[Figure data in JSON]
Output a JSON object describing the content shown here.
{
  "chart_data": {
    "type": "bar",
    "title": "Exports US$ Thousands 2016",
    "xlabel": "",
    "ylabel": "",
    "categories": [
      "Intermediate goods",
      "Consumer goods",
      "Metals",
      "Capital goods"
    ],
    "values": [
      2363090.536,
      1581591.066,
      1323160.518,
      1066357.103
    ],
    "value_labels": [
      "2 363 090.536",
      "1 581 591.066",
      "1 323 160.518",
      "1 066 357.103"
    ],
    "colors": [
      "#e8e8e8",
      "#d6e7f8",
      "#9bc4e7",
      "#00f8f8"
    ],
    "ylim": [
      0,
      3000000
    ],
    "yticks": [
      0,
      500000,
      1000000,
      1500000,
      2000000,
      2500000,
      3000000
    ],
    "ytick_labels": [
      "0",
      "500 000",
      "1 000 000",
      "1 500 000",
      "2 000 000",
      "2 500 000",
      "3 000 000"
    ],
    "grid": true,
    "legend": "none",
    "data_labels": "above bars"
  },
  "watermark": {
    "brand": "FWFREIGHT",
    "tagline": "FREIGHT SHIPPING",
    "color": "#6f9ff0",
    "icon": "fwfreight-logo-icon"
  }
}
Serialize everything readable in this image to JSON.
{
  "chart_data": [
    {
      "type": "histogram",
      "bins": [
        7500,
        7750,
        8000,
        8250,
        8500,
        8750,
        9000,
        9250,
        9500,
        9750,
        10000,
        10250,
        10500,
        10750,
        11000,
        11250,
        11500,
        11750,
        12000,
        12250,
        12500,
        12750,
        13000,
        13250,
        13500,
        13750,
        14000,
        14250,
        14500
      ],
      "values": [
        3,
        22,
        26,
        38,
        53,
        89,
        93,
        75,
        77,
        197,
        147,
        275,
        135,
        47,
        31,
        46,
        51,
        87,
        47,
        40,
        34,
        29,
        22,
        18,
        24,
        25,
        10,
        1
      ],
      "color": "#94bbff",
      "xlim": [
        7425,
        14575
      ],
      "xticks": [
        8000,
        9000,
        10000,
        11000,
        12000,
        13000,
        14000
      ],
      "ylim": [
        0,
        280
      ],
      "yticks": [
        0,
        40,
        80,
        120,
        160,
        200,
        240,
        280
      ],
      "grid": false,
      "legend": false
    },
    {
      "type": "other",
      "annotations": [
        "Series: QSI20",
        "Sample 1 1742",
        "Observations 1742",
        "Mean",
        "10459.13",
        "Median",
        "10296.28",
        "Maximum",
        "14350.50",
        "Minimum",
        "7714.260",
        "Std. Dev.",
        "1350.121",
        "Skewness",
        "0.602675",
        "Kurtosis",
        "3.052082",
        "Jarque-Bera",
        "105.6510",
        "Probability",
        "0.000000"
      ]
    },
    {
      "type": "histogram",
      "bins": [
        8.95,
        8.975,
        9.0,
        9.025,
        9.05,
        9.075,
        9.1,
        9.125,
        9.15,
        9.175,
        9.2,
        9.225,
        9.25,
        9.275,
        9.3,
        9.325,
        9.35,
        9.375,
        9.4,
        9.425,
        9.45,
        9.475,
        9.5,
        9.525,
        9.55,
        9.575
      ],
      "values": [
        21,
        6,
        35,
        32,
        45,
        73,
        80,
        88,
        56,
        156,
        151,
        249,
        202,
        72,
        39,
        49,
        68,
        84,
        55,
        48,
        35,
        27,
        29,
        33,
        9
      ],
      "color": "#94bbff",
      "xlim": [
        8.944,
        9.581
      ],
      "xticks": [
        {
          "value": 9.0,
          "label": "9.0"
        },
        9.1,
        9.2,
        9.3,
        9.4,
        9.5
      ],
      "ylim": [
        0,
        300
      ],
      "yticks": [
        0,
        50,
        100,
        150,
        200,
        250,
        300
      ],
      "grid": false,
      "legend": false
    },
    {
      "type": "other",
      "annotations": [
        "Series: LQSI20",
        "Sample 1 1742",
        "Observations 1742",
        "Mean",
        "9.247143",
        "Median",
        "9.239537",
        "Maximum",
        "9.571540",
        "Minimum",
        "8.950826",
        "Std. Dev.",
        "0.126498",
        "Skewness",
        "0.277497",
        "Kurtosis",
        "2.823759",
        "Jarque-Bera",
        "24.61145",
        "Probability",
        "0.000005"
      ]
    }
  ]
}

* WHAT TO DO *
Produce an exact copy of every entry above.

* SOLUTION FOR THIS TASK *
Output a JSON object describing the content shown here.
{
  "chart_data": {
    "type": "bar",
    "title": "Exports US$ Thousands 2016",
    "xlabel": "",
    "ylabel": "",
    "categories": [
      "Intermediate goods",
      "Consumer goods",
      "Metals",
      "Capital goods"
    ],
    "values": [
      2363090.536,
      1581591.066,
      1323160.518,
      1066357.103
    ],
    "value_labels": [
      "2 363 090.536",
      "1 581 591.066",
      "1 323 160.518",
      "1 066 357.103"
    ],
    "colors": [
      "#e8e8e8",
      "#d6e7f8",
      "#9bc4e7",
      "#00f8f8"
    ],
    "ylim": [
      0,
      3000000
    ],
    "yticks": [
      0,
      500000,
      1000000,
      1500000,
      2000000,
      2500000,
      3000000
    ],
    "ytick_labels": [
      "0",
      "500 000",
      "1 000 000",
      "1 500 000",
      "2 000 000",
      "2 500 000",
      "3 000 000"
    ],
    "grid": true,
    "legend": "none",
    "data_labels": "above bars"
  },
  "watermark": {
    "brand": "FWFREIGHT",
    "tagline": "FREIGHT SHIPPING",
    "color": "#6f9ff0",
    "icon": "fwfreight-logo-icon"
  }
}
Serialize everything readable in this image to JSON.
{
  "chart_data": [
    {
      "type": "histogram",
      "bins": [
        7500,
        7750,
        8000,
        8250,
        8500,
        8750,
        9000,
        9250,
        9500,
        9750,
        10000,
        10250,
        10500,
        10750,
        11000,
        11250,
        11500,
        11750,
        12000,
        12250,
        12500,
        12750,
        13000,
        13250,
        13500,
        13750,
        14000,
        14250,
        14500
      ],
      "values": [
        3,
        22,
        26,
        38,
        53,
        89,
        93,
        75,
        77,
        197,
        147,
        275,
        135,
        47,
        31,
        46,
        51,
        87,
        47,
        40,
        34,
        29,
        22,
        18,
        24,
        25,
        10,
        1
      ],
      "color": "#94bbff",
      "xlim": [
        7425,
        14575
      ],
      "xticks": [
        8000,
        9000,
        10000,
        11000,
        12000,
        13000,
        14000
      ],
      "ylim": [
        0,
        280
      ],
      "yticks": [
        0,
        40,
        80,
        120,
        160,
        200,
        240,
        280
      ],
      "grid": false,
      "legend": false
    },
    {
      "type": "other",
      "annotations": [
        "Series: QSI20",
        "Sample 1 1742",
        "Observations 1742",
        "Mean",
        "10459.13",
        "Median",
        "10296.28",
        "Maximum",
        "14350.50",
        "Minimum",
        "7714.260",
        "Std. Dev.",
        "1350.121",
        "Skewness",
        "0.602675",
        "Kurtosis",
        "3.052082",
        "Jarque-Bera",
        "105.6510",
        "Probability",
        "0.000000"
      ]
    },
    {
      "type": "histogram",
      "bins": [
        8.95,
        8.975,
        9.0,
        9.025,
        9.05,
        9.075,
        9.1,
        9.125,
        9.15,
        9.175,
        9.2,
        9.225,
        9.25,
        9.275,
        9.3,
        9.325,
        9.35,
        9.375,
        9.4,
        9.425,
        9.45,
        9.475,
        9.5,
        9.525,
        9.55,
        9.575
      ],
      "values": [
        21,
        6,
        35,
        32,
        45,
        73,
        80,
        88,
        56,
        156,
        151,
        249,
        202,
        72,
        39,
        49,
        68,
        84,
        55,
        48,
        35,
        27,
        29,
        33,
        9
      ],
      "color": "#94bbff",
      "xlim": [
        8.944,
        9.581
      ],
      "xticks": [
        {
          "value": 9.0,
          "label": "9.0"
        },
        9.1,
        9.2,
        9.3,
        9.4,
        9.5
      ],
      "ylim": [
        0,
        300
      ],
      "yticks": [
        0,
        50,
        100,
        150,
        200,
        250,
        300
      ],
      "grid": false,
      "legend": false
    },
    {
      "type": "other",
      "annotations": [
        "Series: LQSI20",
        "Sample 1 1742",
        "Observations 1742",
        "Mean",
        "9.247143",
        "Median",
        "9.239537",
        "Maximum",
        "9.571540",
        "Minimum",
        "8.950826",
        "Std. Dev.",
        "0.126498",
        "Skewness",
        "0.277497",
        "Kurtosis",
        "2.823759",
        "Jarque-Bera",
        "24.61145",
        "Probability",
        "0.000005"
      ]
    }
  ]
}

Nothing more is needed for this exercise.